### [PROBLEM REQUIREMENTS]
Where the word "referral" occurs in a line, return that line.

[Start RECORDS TO USE]

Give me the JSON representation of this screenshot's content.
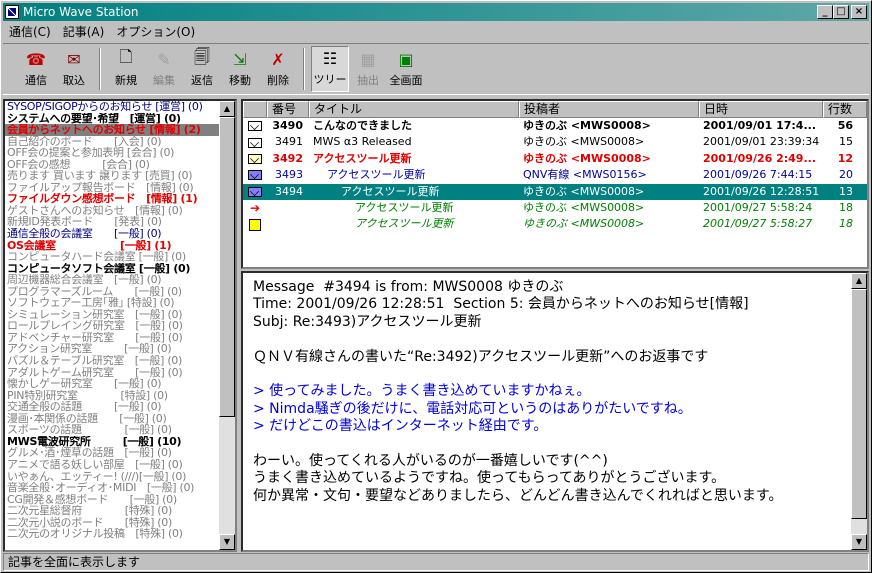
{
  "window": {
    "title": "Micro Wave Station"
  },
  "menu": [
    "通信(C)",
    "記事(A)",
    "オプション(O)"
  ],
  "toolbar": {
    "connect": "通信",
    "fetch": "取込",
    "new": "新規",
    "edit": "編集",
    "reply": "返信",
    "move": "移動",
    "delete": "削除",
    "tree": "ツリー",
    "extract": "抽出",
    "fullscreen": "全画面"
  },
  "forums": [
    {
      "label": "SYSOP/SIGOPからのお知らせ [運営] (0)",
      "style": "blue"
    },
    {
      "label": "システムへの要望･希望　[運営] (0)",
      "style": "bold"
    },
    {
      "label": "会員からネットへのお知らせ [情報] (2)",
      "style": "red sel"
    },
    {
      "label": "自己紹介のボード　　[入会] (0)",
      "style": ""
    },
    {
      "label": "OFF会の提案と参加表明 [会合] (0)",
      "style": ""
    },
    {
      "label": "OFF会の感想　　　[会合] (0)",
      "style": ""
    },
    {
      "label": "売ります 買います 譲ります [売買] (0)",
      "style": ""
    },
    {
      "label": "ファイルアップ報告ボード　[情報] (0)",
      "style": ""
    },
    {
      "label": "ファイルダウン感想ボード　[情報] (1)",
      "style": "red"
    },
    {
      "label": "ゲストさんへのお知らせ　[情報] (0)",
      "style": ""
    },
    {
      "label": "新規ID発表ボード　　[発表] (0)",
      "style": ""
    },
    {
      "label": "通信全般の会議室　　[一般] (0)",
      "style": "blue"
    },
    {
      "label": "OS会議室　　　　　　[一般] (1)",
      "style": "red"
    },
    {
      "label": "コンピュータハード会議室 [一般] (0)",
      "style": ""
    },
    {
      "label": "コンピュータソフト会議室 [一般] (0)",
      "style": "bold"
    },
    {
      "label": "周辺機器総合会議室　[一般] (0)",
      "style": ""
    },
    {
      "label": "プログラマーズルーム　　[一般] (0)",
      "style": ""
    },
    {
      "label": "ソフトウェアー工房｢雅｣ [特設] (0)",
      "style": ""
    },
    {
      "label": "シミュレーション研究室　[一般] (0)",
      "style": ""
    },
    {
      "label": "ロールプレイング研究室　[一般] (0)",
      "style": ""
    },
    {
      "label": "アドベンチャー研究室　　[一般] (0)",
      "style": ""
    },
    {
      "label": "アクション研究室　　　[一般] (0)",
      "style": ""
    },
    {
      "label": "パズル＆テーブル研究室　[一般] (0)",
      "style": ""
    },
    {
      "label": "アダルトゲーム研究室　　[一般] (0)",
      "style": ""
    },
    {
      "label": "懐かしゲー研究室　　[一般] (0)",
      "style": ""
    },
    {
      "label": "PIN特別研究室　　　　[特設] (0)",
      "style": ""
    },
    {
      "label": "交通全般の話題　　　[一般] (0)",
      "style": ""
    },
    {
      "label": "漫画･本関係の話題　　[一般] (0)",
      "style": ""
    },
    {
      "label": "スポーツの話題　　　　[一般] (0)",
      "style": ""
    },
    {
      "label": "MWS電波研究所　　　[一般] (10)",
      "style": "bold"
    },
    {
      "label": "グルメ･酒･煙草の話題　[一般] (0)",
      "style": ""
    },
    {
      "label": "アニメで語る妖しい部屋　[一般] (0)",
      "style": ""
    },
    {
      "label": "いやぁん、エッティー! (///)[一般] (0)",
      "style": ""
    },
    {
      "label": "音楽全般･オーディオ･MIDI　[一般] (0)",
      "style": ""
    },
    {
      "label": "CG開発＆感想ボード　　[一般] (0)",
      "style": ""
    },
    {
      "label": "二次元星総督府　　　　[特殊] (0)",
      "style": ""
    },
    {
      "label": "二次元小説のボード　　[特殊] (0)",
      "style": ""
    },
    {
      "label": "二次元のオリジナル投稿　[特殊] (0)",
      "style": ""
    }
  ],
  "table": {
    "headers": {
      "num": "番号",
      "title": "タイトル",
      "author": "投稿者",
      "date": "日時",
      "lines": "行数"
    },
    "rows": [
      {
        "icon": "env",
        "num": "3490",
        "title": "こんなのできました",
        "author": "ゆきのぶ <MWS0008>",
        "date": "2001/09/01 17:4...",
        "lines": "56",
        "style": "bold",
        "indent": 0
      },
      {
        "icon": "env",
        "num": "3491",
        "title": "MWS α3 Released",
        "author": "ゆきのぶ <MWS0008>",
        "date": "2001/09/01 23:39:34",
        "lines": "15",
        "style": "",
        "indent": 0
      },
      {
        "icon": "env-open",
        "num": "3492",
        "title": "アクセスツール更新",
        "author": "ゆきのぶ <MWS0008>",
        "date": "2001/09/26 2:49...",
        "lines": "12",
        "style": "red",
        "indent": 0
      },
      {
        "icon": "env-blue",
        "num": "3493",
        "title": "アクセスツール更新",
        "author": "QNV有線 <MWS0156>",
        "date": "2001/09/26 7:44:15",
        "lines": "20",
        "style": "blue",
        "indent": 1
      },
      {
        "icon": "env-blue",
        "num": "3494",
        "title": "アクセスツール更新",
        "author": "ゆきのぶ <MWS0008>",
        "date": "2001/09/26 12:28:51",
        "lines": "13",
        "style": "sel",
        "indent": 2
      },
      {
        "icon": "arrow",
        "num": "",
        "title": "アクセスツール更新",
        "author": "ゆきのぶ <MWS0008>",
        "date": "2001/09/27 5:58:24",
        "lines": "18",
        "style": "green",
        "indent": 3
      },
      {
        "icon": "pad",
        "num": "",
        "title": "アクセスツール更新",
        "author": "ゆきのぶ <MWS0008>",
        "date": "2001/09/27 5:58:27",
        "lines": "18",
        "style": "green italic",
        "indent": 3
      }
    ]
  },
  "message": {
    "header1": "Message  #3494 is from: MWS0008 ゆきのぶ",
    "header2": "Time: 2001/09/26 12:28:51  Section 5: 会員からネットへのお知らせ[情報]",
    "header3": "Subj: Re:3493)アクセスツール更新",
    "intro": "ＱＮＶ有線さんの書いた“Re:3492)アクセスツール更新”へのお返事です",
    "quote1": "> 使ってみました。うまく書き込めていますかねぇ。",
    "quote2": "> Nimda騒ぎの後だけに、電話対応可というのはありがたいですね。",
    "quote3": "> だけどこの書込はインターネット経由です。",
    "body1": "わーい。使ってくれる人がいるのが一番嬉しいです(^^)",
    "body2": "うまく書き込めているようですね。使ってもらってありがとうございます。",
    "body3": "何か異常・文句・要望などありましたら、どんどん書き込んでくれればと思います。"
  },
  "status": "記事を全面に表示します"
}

[End RECORDS TO USE]
[Start RECORDS TO USE]

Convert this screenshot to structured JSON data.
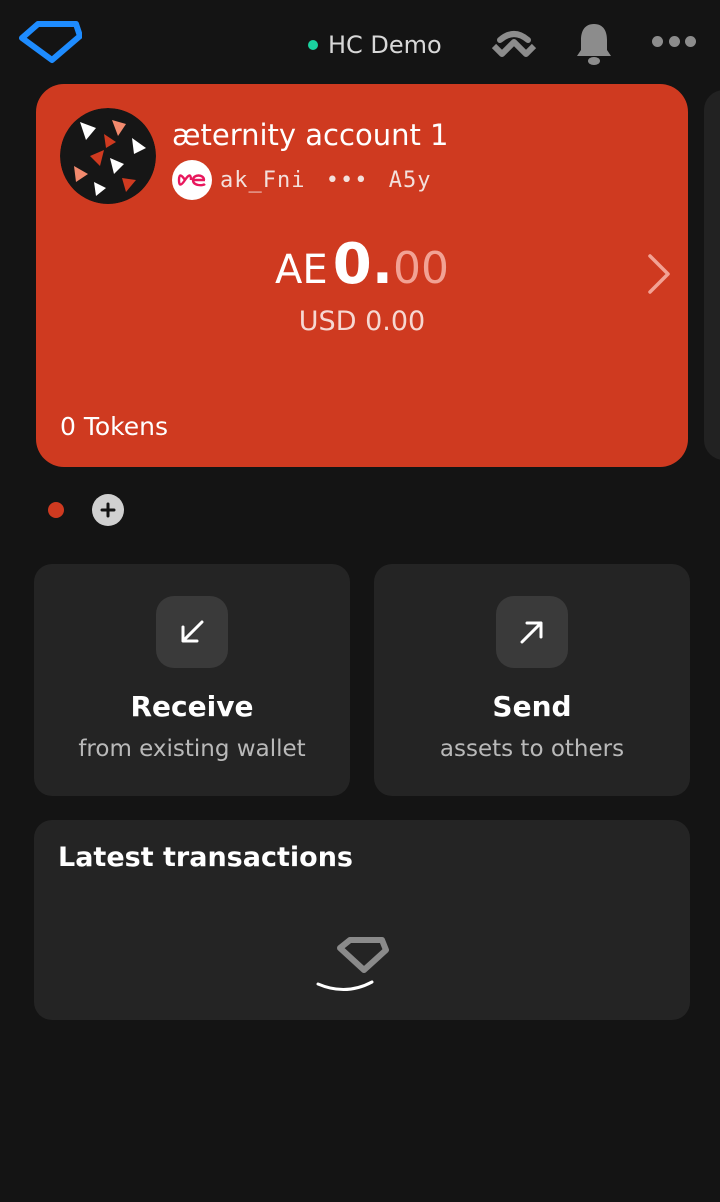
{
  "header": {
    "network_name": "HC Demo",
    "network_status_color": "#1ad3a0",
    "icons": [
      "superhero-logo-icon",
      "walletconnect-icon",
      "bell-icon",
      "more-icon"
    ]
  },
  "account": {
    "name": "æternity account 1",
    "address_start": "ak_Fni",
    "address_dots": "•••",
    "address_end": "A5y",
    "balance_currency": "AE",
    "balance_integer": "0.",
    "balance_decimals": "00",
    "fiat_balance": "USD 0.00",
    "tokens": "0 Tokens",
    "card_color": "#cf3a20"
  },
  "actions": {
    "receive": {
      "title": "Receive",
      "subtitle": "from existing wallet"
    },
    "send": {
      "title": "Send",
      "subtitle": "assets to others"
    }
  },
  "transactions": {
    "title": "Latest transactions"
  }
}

[End RECORDS TO USE]
[Start RECORDS TO USE]

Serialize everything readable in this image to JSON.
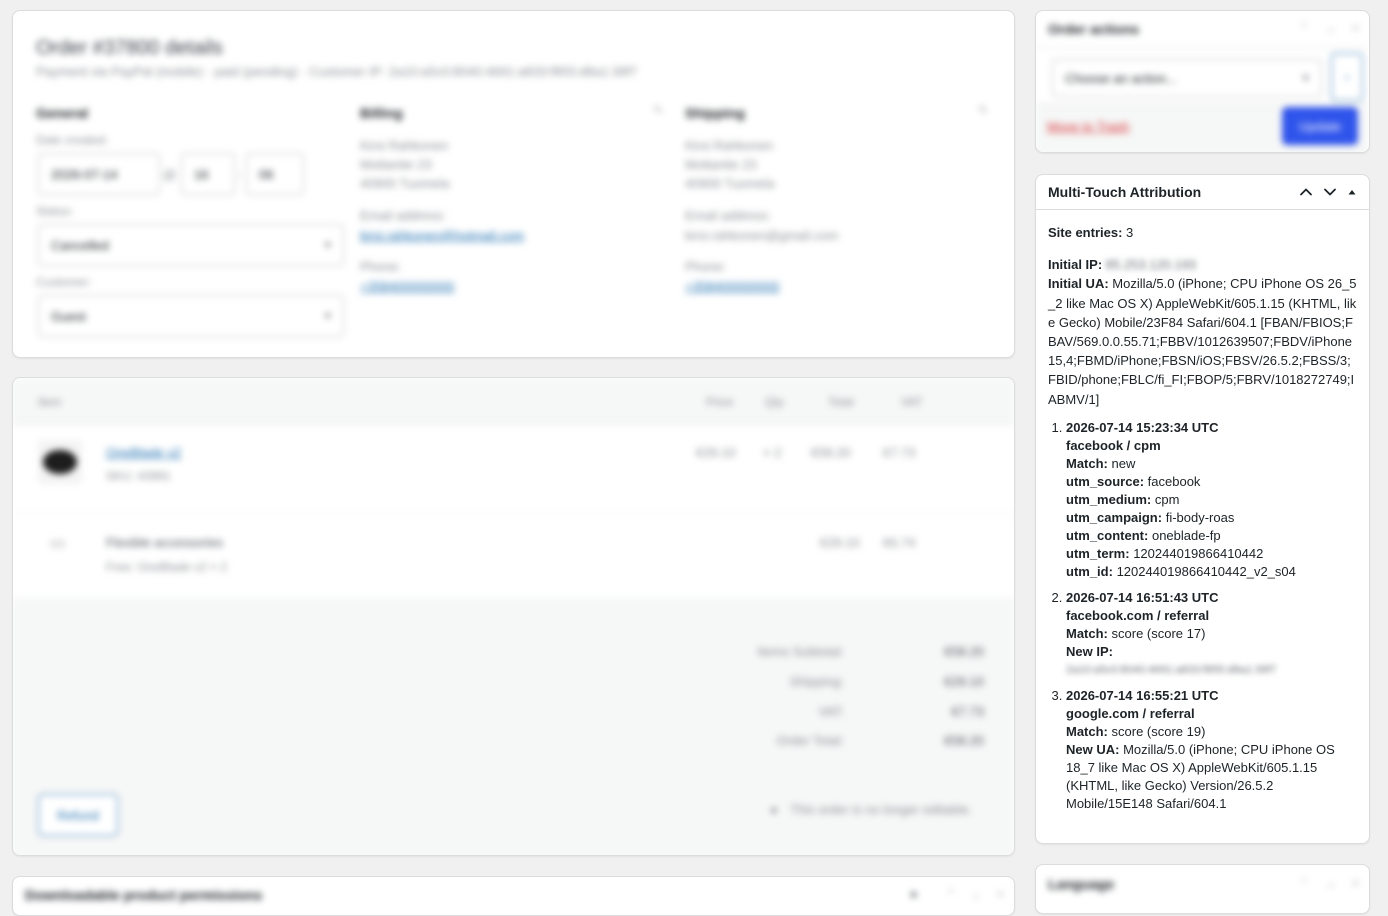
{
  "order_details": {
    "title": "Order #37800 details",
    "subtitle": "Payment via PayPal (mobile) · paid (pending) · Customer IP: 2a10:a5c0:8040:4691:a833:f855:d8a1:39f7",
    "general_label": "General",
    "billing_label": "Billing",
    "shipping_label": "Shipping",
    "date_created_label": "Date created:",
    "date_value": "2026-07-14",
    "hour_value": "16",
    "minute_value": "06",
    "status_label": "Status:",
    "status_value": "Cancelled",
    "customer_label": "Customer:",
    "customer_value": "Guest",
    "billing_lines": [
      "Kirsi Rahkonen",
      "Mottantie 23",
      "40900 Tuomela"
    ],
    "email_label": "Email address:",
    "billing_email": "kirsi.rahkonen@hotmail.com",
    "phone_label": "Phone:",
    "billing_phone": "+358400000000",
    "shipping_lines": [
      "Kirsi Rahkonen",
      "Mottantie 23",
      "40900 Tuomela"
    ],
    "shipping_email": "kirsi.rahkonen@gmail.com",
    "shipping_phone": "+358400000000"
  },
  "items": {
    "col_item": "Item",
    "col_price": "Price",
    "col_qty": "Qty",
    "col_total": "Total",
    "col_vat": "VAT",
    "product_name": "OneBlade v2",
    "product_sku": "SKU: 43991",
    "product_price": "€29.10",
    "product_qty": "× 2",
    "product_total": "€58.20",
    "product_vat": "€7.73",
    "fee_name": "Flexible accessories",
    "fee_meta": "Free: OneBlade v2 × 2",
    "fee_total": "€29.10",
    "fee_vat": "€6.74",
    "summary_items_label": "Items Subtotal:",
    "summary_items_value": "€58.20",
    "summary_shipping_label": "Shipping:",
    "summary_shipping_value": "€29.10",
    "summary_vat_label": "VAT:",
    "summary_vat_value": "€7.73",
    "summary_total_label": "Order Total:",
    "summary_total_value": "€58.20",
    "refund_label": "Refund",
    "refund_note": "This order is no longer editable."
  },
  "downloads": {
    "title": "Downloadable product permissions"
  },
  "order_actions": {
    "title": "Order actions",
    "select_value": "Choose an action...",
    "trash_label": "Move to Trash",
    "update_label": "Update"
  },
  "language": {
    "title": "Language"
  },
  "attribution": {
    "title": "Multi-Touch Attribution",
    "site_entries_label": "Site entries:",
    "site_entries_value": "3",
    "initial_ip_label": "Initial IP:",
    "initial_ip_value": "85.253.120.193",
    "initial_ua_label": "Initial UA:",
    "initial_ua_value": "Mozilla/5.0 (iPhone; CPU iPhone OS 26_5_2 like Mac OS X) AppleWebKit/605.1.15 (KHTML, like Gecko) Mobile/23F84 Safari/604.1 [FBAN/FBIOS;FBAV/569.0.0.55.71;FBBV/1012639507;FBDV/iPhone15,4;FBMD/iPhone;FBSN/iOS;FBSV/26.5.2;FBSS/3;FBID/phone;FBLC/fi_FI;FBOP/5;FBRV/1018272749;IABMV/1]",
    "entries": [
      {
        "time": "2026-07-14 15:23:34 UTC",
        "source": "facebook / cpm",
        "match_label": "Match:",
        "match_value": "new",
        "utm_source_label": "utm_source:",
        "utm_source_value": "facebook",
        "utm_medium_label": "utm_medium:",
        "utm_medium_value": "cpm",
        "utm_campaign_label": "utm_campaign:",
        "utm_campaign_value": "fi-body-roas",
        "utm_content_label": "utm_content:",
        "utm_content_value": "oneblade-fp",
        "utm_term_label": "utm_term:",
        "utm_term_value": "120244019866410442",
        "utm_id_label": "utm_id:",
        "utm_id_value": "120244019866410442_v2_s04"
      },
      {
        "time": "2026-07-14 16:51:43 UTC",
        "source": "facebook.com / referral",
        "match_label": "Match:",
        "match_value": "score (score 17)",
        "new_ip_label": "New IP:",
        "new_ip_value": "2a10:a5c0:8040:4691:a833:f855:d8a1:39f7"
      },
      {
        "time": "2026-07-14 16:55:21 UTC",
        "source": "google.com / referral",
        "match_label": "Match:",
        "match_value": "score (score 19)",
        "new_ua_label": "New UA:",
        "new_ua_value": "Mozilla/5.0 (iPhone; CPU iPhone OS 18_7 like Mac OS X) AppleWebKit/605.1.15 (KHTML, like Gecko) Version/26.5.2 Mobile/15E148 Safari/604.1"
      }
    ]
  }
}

[End RECORDS TO USE]

### [WORKED ANSWER]
        "source": "facebook.com / referral",
        "source": "google.com / referral",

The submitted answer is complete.